* **STUDY MATERIAL**:

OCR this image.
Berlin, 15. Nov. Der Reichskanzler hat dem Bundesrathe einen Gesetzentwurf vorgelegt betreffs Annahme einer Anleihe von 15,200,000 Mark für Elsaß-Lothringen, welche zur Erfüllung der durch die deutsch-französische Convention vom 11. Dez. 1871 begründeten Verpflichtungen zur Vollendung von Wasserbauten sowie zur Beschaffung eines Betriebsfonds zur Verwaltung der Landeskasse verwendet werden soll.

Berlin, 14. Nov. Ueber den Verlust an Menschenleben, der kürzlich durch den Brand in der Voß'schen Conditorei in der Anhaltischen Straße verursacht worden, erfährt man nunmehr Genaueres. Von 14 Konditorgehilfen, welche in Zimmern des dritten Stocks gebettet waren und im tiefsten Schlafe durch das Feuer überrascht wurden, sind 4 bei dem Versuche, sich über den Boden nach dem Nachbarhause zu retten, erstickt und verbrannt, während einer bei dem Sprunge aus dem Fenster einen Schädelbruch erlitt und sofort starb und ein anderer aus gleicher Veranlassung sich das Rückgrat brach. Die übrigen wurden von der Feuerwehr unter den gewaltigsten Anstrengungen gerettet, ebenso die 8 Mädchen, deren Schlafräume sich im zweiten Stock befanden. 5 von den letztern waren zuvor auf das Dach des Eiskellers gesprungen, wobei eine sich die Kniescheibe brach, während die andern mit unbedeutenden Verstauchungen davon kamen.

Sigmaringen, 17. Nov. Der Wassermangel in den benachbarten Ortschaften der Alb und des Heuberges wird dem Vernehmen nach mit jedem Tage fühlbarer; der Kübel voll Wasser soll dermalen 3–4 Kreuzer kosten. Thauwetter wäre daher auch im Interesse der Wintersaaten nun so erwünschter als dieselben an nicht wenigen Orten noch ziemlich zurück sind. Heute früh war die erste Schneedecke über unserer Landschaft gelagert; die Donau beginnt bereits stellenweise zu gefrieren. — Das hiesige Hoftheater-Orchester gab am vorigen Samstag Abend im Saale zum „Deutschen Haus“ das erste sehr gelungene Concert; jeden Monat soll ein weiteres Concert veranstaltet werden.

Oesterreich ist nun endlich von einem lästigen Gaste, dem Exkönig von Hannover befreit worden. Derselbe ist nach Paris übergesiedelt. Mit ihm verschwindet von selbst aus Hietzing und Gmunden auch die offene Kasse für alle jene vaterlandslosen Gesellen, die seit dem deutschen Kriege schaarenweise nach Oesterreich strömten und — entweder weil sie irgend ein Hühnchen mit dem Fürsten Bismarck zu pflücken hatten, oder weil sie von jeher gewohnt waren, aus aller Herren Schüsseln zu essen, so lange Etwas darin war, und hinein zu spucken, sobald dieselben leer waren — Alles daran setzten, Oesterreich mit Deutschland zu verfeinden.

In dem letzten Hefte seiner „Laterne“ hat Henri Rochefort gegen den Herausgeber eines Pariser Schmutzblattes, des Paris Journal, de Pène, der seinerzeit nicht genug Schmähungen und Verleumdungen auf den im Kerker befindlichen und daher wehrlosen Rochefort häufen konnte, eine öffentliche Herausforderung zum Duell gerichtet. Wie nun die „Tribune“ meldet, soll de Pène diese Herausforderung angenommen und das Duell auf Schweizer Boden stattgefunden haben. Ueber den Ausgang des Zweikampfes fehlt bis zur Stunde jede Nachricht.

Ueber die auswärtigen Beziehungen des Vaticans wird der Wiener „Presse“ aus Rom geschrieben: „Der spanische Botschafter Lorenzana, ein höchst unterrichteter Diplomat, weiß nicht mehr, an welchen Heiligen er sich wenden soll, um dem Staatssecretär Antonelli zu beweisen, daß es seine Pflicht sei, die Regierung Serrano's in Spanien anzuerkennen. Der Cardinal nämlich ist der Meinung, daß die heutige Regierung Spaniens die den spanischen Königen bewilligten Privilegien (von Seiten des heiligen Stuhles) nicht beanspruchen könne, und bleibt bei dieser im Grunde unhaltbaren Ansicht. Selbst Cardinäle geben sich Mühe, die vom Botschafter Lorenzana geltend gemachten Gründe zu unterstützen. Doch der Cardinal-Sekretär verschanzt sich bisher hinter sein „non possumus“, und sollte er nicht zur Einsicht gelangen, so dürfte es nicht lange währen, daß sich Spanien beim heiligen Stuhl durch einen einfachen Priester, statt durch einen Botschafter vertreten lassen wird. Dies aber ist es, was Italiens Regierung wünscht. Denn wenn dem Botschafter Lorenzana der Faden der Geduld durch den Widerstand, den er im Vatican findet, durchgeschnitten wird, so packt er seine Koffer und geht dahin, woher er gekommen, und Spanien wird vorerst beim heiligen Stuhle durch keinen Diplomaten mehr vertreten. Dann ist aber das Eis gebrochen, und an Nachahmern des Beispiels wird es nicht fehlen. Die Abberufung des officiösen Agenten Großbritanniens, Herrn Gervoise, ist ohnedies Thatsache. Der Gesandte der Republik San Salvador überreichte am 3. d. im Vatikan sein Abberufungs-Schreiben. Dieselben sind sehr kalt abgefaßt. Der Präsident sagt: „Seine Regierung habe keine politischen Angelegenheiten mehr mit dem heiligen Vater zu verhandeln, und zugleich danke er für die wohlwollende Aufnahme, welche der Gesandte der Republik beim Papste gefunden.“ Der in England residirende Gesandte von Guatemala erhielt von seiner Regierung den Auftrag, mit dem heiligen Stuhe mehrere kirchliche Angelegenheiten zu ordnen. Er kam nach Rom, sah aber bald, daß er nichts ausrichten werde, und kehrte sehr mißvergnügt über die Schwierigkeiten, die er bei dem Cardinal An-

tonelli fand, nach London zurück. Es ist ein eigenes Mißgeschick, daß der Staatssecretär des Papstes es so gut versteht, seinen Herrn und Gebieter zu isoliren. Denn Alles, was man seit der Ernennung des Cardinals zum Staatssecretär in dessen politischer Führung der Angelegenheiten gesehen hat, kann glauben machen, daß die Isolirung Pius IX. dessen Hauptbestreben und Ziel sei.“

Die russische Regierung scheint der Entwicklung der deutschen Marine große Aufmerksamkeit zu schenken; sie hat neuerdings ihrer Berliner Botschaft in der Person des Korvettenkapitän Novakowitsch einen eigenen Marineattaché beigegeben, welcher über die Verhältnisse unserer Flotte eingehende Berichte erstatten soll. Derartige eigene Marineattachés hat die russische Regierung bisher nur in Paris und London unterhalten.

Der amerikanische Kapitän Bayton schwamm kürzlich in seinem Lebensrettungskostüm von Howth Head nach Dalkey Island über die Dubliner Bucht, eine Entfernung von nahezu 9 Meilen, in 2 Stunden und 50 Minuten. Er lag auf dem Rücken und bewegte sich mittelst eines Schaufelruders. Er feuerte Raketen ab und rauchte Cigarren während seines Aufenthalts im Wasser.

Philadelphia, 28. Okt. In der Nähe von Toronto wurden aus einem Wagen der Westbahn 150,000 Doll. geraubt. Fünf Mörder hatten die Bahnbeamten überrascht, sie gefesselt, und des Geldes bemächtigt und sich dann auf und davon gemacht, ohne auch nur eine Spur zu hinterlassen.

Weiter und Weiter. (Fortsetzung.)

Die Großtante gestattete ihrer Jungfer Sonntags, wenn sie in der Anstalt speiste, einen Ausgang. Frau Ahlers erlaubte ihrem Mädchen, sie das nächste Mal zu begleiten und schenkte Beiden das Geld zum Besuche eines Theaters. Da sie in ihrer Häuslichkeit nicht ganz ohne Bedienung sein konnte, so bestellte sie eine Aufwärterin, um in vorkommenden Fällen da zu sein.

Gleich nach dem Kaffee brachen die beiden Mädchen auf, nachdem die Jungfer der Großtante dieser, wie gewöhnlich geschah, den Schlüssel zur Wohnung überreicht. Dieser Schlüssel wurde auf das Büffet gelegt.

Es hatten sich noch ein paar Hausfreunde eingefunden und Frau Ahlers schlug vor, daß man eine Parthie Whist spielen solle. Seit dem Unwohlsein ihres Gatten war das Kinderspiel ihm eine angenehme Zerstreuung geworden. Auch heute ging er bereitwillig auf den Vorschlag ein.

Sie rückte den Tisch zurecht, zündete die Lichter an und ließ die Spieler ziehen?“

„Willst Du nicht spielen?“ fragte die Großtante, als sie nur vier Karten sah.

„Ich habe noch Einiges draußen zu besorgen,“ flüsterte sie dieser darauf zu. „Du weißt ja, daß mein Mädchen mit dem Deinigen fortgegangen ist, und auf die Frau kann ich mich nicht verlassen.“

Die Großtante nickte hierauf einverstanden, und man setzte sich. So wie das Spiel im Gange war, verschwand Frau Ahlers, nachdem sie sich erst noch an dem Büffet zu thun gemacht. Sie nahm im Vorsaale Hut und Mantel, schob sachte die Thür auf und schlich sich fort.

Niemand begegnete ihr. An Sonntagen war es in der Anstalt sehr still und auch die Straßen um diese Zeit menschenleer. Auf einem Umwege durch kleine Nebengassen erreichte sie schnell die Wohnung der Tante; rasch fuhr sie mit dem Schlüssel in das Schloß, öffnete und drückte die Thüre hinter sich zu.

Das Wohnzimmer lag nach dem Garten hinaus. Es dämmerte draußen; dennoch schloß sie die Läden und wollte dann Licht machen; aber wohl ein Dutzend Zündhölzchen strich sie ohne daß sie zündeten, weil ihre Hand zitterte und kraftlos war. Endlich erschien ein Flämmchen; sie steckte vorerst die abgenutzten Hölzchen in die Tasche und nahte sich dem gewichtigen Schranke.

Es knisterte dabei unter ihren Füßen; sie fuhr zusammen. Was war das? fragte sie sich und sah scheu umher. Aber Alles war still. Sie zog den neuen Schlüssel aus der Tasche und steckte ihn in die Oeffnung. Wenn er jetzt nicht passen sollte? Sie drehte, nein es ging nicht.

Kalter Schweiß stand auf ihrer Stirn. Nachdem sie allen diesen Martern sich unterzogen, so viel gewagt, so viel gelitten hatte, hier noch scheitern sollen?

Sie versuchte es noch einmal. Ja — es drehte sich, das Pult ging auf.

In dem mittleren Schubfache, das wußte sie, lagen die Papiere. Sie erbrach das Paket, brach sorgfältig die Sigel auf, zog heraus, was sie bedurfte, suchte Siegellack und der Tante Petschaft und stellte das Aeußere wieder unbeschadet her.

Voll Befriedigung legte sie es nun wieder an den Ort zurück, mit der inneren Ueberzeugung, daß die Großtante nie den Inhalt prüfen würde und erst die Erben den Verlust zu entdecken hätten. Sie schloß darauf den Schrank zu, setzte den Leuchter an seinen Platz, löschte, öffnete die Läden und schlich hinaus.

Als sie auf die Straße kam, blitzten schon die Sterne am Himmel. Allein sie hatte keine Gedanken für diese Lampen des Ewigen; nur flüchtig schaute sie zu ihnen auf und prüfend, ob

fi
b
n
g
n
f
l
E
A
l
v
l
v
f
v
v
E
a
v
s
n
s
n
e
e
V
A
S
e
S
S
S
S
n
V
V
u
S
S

* **WORK INSTRUCTIONS**:
Check each line of the material for the string "Läden", then state how many lines have it and nothing more.

* **EXPECTED ANSWER**:
2